Stored records
================

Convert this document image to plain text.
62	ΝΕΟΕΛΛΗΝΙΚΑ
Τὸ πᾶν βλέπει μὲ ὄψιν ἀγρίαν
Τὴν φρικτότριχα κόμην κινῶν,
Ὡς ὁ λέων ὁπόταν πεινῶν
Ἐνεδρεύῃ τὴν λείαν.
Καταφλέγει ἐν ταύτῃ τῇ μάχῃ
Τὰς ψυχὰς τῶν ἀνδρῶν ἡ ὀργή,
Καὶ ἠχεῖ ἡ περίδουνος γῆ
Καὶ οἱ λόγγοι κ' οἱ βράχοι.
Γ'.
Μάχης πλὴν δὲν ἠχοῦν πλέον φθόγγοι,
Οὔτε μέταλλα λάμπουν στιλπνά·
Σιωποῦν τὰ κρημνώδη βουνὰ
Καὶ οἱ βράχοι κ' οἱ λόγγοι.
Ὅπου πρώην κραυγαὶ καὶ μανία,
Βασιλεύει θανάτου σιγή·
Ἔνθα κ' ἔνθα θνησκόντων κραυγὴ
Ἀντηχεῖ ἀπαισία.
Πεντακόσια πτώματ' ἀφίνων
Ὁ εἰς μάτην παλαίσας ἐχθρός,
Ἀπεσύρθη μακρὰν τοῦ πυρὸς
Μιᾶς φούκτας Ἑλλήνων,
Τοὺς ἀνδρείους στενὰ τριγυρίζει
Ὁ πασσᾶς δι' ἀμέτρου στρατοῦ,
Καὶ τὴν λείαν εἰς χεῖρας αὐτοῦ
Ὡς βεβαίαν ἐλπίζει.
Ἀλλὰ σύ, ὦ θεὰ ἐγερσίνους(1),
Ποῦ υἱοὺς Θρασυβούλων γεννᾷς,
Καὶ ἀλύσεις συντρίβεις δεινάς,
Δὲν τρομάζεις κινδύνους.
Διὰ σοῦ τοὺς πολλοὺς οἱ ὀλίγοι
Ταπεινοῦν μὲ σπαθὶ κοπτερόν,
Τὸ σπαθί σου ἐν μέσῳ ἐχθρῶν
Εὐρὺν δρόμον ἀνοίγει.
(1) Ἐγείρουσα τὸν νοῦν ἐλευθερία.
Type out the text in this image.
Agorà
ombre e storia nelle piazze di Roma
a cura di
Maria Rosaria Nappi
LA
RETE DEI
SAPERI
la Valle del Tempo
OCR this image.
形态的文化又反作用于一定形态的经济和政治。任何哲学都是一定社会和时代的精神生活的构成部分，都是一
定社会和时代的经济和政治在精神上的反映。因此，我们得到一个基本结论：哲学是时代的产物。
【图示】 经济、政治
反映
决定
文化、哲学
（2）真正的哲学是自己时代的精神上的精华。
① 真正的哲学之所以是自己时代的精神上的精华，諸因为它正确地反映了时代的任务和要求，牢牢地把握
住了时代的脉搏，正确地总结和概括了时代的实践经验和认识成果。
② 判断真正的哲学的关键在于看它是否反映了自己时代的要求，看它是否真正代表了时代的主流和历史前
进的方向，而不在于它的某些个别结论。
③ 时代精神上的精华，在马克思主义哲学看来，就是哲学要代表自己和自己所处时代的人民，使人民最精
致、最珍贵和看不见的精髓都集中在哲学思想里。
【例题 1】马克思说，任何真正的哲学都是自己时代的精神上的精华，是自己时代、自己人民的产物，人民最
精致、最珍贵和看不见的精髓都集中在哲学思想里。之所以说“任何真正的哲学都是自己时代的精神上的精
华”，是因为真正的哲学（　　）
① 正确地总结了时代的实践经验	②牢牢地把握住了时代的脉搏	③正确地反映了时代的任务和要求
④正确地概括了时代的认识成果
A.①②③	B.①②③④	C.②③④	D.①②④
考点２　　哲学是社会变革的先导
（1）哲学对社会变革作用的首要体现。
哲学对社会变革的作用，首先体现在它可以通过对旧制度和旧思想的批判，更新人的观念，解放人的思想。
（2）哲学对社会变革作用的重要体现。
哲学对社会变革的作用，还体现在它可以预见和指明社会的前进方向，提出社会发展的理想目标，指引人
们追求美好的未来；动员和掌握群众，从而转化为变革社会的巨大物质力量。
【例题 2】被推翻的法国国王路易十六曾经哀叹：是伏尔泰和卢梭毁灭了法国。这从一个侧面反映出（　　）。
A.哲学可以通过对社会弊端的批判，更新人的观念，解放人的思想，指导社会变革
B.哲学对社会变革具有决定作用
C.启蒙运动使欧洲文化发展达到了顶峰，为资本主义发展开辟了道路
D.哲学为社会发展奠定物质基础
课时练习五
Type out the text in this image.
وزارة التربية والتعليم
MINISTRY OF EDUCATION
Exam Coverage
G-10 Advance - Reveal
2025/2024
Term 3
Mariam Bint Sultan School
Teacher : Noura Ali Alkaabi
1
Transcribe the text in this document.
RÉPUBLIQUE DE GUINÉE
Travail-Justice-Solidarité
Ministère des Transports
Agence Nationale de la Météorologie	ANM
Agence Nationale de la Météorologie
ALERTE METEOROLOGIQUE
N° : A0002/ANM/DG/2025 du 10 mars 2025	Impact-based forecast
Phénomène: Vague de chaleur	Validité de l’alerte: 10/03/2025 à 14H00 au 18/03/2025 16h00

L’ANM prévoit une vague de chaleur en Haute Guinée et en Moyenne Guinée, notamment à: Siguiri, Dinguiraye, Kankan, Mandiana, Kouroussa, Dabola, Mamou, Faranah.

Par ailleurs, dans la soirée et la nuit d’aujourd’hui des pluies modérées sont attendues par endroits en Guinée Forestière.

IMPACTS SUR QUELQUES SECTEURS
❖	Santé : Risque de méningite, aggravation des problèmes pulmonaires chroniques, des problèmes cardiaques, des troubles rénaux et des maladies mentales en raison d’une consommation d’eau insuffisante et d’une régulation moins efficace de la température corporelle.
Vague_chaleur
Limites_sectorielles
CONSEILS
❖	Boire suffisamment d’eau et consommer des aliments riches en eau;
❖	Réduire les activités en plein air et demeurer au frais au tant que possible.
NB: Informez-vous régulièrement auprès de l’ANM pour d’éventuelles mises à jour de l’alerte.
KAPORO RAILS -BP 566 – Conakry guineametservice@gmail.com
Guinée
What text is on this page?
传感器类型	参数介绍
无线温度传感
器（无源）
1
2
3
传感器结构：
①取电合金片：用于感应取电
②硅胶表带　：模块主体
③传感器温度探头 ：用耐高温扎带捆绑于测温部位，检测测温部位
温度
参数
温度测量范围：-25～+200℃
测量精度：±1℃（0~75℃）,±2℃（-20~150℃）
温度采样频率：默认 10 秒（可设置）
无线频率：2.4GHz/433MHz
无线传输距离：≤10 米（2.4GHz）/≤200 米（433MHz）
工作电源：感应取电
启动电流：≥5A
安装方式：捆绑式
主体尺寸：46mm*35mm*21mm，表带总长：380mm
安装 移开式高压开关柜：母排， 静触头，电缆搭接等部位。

================

Copy every line in the records above that contains the word "Agence".

Agence Nationale de la Météorologie	ANM
Agence Nationale de la Météorologie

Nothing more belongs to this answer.